(TASK INSTRUCTIONS): Pick every line with "this" from the material below.

(MATERIAL PROVIDED):
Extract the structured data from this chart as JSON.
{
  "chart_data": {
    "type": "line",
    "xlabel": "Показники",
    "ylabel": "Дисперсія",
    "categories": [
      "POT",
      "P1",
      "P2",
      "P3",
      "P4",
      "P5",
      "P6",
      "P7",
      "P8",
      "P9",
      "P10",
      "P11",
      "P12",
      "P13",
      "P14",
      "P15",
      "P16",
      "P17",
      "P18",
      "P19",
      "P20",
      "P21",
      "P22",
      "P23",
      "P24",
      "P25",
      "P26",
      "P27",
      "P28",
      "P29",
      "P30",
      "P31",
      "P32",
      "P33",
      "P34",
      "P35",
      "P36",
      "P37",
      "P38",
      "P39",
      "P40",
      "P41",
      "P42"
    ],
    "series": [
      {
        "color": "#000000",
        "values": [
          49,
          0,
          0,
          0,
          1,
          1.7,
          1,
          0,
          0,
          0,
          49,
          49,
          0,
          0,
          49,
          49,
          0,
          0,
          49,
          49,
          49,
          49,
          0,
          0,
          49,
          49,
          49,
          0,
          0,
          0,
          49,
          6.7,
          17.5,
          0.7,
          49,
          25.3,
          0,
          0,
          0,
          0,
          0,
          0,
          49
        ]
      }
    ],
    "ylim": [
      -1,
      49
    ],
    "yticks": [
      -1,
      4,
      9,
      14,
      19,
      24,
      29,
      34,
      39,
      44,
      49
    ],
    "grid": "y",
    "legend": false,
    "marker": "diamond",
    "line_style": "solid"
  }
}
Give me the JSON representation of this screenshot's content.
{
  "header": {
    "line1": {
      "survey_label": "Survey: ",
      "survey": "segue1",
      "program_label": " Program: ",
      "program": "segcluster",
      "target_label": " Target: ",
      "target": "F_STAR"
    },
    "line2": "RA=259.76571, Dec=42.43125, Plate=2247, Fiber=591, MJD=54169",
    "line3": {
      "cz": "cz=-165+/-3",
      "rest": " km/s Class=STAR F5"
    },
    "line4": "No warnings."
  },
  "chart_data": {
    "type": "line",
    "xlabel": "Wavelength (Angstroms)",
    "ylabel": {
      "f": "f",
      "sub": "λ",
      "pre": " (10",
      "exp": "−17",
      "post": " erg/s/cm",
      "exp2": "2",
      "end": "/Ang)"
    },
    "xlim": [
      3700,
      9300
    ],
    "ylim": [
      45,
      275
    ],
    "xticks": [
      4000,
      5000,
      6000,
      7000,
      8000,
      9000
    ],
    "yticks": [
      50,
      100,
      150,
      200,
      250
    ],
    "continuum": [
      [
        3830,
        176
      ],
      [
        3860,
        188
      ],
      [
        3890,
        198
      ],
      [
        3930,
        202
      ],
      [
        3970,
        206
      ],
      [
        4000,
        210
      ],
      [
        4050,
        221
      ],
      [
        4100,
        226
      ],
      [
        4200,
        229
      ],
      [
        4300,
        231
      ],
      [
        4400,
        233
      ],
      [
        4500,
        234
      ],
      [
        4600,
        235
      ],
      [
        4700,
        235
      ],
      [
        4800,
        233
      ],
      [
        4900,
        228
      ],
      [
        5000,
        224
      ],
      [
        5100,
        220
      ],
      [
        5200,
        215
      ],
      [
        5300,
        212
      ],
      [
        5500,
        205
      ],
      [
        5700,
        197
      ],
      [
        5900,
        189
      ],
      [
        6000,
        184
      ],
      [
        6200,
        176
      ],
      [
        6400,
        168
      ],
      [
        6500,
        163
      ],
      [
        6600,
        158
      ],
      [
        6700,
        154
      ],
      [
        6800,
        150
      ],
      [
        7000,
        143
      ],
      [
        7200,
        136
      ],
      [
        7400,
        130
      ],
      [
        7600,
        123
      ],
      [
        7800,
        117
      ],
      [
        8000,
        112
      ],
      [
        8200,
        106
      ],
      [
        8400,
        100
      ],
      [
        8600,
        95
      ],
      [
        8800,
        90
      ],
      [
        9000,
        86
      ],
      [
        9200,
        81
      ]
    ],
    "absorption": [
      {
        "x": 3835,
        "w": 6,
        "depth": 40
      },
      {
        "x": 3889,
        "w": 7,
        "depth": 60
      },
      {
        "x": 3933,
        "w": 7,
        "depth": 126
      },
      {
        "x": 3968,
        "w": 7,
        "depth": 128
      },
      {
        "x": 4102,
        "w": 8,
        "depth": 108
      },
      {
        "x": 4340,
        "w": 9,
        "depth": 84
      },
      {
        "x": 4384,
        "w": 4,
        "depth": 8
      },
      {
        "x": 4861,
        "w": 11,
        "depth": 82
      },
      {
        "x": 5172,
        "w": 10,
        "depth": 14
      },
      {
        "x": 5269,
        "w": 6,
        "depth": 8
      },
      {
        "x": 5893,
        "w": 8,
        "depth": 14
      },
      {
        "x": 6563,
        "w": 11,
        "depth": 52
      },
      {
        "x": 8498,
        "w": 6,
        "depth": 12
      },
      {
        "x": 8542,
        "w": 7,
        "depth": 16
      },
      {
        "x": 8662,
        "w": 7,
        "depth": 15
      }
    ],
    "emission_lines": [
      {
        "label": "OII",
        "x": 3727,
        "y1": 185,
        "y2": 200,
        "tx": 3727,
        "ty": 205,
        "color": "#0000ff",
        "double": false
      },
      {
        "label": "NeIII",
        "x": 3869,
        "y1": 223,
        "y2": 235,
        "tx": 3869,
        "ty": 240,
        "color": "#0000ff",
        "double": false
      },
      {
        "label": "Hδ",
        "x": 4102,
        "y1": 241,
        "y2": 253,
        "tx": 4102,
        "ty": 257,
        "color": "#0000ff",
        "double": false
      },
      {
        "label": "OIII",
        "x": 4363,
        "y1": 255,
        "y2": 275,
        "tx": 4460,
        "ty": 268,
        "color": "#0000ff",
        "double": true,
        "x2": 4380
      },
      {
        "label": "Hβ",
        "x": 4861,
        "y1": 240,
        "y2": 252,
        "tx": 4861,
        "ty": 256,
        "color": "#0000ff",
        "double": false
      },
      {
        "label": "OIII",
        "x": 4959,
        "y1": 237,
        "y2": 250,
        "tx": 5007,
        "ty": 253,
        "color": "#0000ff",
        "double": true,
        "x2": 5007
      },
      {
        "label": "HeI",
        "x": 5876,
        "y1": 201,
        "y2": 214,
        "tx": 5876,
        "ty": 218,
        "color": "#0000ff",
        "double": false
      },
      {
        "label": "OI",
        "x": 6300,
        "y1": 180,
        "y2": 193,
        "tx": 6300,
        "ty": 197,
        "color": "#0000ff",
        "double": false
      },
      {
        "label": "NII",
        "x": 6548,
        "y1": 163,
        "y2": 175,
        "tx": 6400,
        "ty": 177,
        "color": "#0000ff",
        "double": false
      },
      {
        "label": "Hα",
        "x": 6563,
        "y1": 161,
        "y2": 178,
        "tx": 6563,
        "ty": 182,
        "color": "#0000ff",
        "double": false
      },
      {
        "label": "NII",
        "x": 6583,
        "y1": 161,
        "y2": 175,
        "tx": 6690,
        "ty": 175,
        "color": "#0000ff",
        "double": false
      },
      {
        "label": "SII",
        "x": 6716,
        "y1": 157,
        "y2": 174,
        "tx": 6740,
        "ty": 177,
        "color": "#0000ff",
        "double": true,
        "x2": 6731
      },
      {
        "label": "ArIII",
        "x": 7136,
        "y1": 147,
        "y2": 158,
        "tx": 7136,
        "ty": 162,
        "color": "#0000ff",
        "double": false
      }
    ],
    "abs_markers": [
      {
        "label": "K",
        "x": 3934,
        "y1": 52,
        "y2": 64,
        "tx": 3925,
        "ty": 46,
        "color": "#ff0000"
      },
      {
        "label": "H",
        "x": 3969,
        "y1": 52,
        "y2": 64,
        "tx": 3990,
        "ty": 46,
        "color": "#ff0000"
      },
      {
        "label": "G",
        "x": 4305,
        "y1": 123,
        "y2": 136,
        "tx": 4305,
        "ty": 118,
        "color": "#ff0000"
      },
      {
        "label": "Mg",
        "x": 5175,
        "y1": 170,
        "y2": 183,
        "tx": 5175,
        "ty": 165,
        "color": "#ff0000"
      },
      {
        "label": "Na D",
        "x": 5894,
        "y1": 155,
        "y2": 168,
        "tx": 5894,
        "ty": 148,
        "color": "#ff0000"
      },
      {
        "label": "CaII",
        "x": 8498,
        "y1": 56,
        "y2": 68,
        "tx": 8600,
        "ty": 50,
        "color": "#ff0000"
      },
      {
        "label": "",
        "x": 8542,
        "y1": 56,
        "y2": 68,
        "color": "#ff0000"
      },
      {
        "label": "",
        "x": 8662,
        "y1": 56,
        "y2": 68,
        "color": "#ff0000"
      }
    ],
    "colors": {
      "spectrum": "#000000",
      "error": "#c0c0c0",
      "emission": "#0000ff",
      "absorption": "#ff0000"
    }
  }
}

(CORRECT OUTPUT):
Extract the structured data from this chart as JSON.
Give me the JSON representation of this screenshot's content.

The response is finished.